* What is needed: Exactly as they appear, output all of the entries.

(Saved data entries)
== == ==

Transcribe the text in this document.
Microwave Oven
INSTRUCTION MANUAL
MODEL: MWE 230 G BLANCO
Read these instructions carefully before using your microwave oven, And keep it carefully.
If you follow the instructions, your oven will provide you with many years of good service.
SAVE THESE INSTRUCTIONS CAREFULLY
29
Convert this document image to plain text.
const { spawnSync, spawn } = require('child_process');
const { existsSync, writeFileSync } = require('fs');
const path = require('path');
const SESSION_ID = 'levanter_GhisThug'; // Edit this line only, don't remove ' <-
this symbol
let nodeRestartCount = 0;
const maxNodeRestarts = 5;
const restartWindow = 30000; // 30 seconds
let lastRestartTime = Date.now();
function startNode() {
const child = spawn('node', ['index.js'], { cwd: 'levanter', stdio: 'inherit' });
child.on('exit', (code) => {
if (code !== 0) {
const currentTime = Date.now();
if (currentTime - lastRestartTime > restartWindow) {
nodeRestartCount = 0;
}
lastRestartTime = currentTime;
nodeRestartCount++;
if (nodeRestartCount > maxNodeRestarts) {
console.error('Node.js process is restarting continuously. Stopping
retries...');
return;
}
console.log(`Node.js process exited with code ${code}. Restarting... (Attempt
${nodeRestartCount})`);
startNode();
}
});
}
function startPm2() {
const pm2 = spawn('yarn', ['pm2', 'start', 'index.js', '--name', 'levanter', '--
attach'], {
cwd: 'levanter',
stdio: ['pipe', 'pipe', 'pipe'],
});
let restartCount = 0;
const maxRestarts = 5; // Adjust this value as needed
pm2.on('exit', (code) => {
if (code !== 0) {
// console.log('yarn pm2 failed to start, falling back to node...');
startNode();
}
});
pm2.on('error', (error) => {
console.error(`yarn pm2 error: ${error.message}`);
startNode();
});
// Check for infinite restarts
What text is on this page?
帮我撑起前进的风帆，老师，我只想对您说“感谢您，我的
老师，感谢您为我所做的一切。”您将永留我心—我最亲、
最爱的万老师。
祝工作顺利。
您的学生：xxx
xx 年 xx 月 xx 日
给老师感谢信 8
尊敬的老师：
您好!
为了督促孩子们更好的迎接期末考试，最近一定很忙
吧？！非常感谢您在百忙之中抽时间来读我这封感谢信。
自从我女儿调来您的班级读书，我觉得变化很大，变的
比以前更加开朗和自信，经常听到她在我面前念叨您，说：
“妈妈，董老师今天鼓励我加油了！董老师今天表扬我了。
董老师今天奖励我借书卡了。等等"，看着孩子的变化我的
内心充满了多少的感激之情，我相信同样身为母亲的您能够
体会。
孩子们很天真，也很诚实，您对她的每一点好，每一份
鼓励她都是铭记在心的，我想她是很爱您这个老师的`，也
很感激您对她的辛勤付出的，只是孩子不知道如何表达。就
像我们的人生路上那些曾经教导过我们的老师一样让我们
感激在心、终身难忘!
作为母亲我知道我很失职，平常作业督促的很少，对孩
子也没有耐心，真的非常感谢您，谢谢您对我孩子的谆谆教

== == ==

* Completed task:
Transcribe the text in this document.
Microwave Oven
INSTRUCTION MANUAL
MODEL: MWE 230 G BLANCO
Read these instructions carefully before using your microwave oven, And keep it carefully.
If you follow the instructions, your oven will provide you with many years of good service.
SAVE THESE INSTRUCTIONS CAREFULLY
29
Convert this document image to plain text.
const { spawnSync, spawn } = require('child_process');
const { existsSync, writeFileSync } = require('fs');
const path = require('path');
const SESSION_ID = 'levanter_GhisThug'; // Edit this line only, don't remove ' <-
this symbol
let nodeRestartCount = 0;
const maxNodeRestarts = 5;
const restartWindow = 30000; // 30 seconds
let lastRestartTime = Date.now();
function startNode() {
const child = spawn('node', ['index.js'], { cwd: 'levanter', stdio: 'inherit' });
child.on('exit', (code) => {
if (code !== 0) {
const currentTime = Date.now();
if (currentTime - lastRestartTime > restartWindow) {
nodeRestartCount = 0;
}
lastRestartTime = currentTime;
nodeRestartCount++;
if (nodeRestartCount > maxNodeRestarts) {
console.error('Node.js process is restarting continuously. Stopping
retries...');
return;
}
console.log(`Node.js process exited with code ${code}. Restarting... (Attempt
${nodeRestartCount})`);
startNode();
}
});
}
function startPm2() {
const pm2 = spawn('yarn', ['pm2', 'start', 'index.js', '--name', 'levanter', '--
attach'], {
cwd: 'levanter',
stdio: ['pipe', 'pipe', 'pipe'],
});
let restartCount = 0;
const maxRestarts = 5; // Adjust this value as needed
pm2.on('exit', (code) => {
if (code !== 0) {
// console.log('yarn pm2 failed to start, falling back to node...');
startNode();
}
});
pm2.on('error', (error) => {
console.error(`yarn pm2 error: ${error.message}`);
startNode();
});
// Check for infinite restarts
What text is on this page?
帮我撑起前进的风帆，老师，我只想对您说“感谢您，我的
老师，感谢您为我所做的一切。”您将永留我心—我最亲、
最爱的万老师。
祝工作顺利。
您的学生：xxx
xx 年 xx 月 xx 日
给老师感谢信 8
尊敬的老师：
您好!
为了督促孩子们更好的迎接期末考试，最近一定很忙
吧？！非常感谢您在百忙之中抽时间来读我这封感谢信。
自从我女儿调来您的班级读书，我觉得变化很大，变的
比以前更加开朗和自信，经常听到她在我面前念叨您，说：
“妈妈，董老师今天鼓励我加油了！董老师今天表扬我了。
董老师今天奖励我借书卡了。等等"，看着孩子的变化我的
内心充满了多少的感激之情，我相信同样身为母亲的您能够
体会。
孩子们很天真，也很诚实，您对她的每一点好，每一份
鼓励她都是铭记在心的，我想她是很爱您这个老师的`，也
很感激您对她的辛勤付出的，只是孩子不知道如何表达。就
像我们的人生路上那些曾经教导过我们的老师一样让我们
感激在心、终身难忘!
作为母亲我知道我很失职，平常作业督促的很少，对孩
子也没有耐心，真的非常感谢您，谢谢您对我孩子的谆谆教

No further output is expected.